→ **What this task involves**:
Every record must be repeated exactly, with no omission.

→ **Supplied material**:

<<<<

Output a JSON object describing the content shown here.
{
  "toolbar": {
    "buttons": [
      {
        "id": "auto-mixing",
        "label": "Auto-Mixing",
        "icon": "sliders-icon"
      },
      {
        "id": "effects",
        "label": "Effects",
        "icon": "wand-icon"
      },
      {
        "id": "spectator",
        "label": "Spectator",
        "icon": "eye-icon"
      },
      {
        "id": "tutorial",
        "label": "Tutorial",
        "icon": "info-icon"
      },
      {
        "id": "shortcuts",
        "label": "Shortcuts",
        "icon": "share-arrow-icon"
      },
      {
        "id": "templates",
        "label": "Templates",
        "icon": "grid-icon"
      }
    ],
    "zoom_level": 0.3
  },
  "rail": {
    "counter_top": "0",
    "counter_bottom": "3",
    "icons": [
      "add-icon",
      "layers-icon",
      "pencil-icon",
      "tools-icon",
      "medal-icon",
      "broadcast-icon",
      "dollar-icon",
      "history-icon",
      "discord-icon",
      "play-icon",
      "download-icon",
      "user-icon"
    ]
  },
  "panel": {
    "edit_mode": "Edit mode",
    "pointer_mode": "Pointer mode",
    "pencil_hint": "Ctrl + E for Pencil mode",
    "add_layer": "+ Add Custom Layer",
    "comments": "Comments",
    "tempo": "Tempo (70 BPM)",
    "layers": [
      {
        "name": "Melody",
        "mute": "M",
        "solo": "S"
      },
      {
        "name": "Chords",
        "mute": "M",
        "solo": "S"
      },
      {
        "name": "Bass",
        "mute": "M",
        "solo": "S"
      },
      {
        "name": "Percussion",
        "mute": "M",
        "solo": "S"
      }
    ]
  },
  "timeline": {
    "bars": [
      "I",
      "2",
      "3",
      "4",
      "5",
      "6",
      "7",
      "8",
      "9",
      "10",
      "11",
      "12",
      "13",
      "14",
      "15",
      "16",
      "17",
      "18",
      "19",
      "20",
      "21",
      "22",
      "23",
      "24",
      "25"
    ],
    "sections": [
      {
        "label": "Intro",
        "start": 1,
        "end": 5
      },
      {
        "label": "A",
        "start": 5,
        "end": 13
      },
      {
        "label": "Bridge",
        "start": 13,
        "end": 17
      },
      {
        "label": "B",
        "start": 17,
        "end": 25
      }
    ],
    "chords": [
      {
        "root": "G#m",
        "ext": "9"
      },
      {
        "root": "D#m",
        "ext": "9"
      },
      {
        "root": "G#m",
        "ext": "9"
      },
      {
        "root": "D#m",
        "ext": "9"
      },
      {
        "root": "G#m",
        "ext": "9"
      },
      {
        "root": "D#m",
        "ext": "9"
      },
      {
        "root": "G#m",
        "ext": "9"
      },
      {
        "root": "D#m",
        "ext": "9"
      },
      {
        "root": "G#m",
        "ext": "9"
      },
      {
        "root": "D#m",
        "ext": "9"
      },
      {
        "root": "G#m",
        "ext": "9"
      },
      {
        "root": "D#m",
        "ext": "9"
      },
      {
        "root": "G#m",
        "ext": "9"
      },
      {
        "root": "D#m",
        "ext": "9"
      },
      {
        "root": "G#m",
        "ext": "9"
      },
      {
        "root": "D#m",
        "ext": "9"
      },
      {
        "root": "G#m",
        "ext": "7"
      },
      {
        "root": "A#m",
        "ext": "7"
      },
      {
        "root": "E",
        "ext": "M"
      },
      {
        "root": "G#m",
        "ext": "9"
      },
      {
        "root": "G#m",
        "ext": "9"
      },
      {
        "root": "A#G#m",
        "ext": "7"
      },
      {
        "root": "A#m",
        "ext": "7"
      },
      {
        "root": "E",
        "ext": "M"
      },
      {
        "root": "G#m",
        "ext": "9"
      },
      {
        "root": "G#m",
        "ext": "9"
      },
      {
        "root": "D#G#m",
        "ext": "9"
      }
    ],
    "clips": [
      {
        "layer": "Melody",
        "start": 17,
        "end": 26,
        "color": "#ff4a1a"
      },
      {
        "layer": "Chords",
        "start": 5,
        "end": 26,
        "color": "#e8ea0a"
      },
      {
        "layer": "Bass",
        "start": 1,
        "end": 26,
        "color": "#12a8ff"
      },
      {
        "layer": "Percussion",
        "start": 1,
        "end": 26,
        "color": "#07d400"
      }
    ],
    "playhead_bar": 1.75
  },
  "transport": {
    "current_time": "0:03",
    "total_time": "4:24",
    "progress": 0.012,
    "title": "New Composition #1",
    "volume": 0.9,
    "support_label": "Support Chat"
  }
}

>>>>

→ **Written solution**:
Output a JSON object describing the content shown here.
{
  "toolbar": {
    "buttons": [
      {
        "id": "auto-mixing",
        "label": "Auto-Mixing",
        "icon": "sliders-icon"
      },
      {
        "id": "effects",
        "label": "Effects",
        "icon": "wand-icon"
      },
      {
        "id": "spectator",
        "label": "Spectator",
        "icon": "eye-icon"
      },
      {
        "id": "tutorial",
        "label": "Tutorial",
        "icon": "info-icon"
      },
      {
        "id": "shortcuts",
        "label": "Shortcuts",
        "icon": "share-arrow-icon"
      },
      {
        "id": "templates",
        "label": "Templates",
        "icon": "grid-icon"
      }
    ],
    "zoom_level": 0.3
  },
  "rail": {
    "counter_top": "0",
    "counter_bottom": "3",
    "icons": [
      "add-icon",
      "layers-icon",
      "pencil-icon",
      "tools-icon",
      "medal-icon",
      "broadcast-icon",
      "dollar-icon",
      "history-icon",
      "discord-icon",
      "play-icon",
      "download-icon",
      "user-icon"
    ]
  },
  "panel": {
    "edit_mode": "Edit mode",
    "pointer_mode": "Pointer mode",
    "pencil_hint": "Ctrl + E for Pencil mode",
    "add_layer": "+ Add Custom Layer",
    "comments": "Comments",
    "tempo": "Tempo (70 BPM)",
    "layers": [
      {
        "name": "Melody",
        "mute": "M",
        "solo": "S"
      },
      {
        "name": "Chords",
        "mute": "M",
        "solo": "S"
      },
      {
        "name": "Bass",
        "mute": "M",
        "solo": "S"
      },
      {
        "name": "Percussion",
        "mute": "M",
        "solo": "S"
      }
    ]
  },
  "timeline": {
    "bars": [
      "I",
      "2",
      "3",
      "4",
      "5",
      "6",
      "7",
      "8",
      "9",
      "10",
      "11",
      "12",
      "13",
      "14",
      "15",
      "16",
      "17",
      "18",
      "19",
      "20",
      "21",
      "22",
      "23",
      "24",
      "25"
    ],
    "sections": [
      {
        "label": "Intro",
        "start": 1,
        "end": 5
      },
      {
        "label": "A",
        "start": 5,
        "end": 13
      },
      {
        "label": "Bridge",
        "start": 13,
        "end": 17
      },
      {
        "label": "B",
        "start": 17,
        "end": 25
      }
    ],
    "chords": [
      {
        "root": "G#m",
        "ext": "9"
      },
      {
        "root": "D#m",
        "ext": "9"
      },
      {
        "root": "G#m",
        "ext": "9"
      },
      {
        "root": "D#m",
        "ext": "9"
      },
      {
        "root": "G#m",
        "ext": "9"
      },
      {
        "root": "D#m",
        "ext": "9"
      },
      {
        "root": "G#m",
        "ext": "9"
      },
      {
        "root": "D#m",
        "ext": "9"
      },
      {
        "root": "G#m",
        "ext": "9"
      },
      {
        "root": "D#m",
        "ext": "9"
      },
      {
        "root": "G#m",
        "ext": "9"
      },
      {
        "root": "D#m",
        "ext": "9"
      },
      {
        "root": "G#m",
        "ext": "9"
      },
      {
        "root": "D#m",
        "ext": "9"
      },
      {
        "root": "G#m",
        "ext": "9"
      },
      {
        "root": "D#m",
        "ext": "9"
      },
      {
        "root": "G#m",
        "ext": "7"
      },
      {
        "root": "A#m",
        "ext": "7"
      },
      {
        "root": "E",
        "ext": "M"
      },
      {
        "root": "G#m",
        "ext": "9"
      },
      {
        "root": "G#m",
        "ext": "9"
      },
      {
        "root": "A#G#m",
        "ext": "7"
      },
      {
        "root": "A#m",
        "ext": "7"
      },
      {
        "root": "E",
        "ext": "M"
      },
      {
        "root": "G#m",
        "ext": "9"
      },
      {
        "root": "G#m",
        "ext": "9"
      },
      {
        "root": "D#G#m",
        "ext": "9"
      }
    ],
    "clips": [
      {
        "layer": "Melody",
        "start": 17,
        "end": 26,
        "color": "#ff4a1a"
      },
      {
        "layer": "Chords",
        "start": 5,
        "end": 26,
        "color": "#e8ea0a"
      },
      {
        "layer": "Bass",
        "start": 1,
        "end": 26,
        "color": "#12a8ff"
      },
      {
        "layer": "Percussion",
        "start": 1,
        "end": 26,
        "color": "#07d400"
      }
    ],
    "playhead_bar": 1.75
  },
  "transport": {
    "current_time": "0:03",
    "total_time": "4:24",
    "progress": 0.012,
    "title": "New Composition #1",
    "volume": 0.9,
    "support_label": "Support Chat"
  }
}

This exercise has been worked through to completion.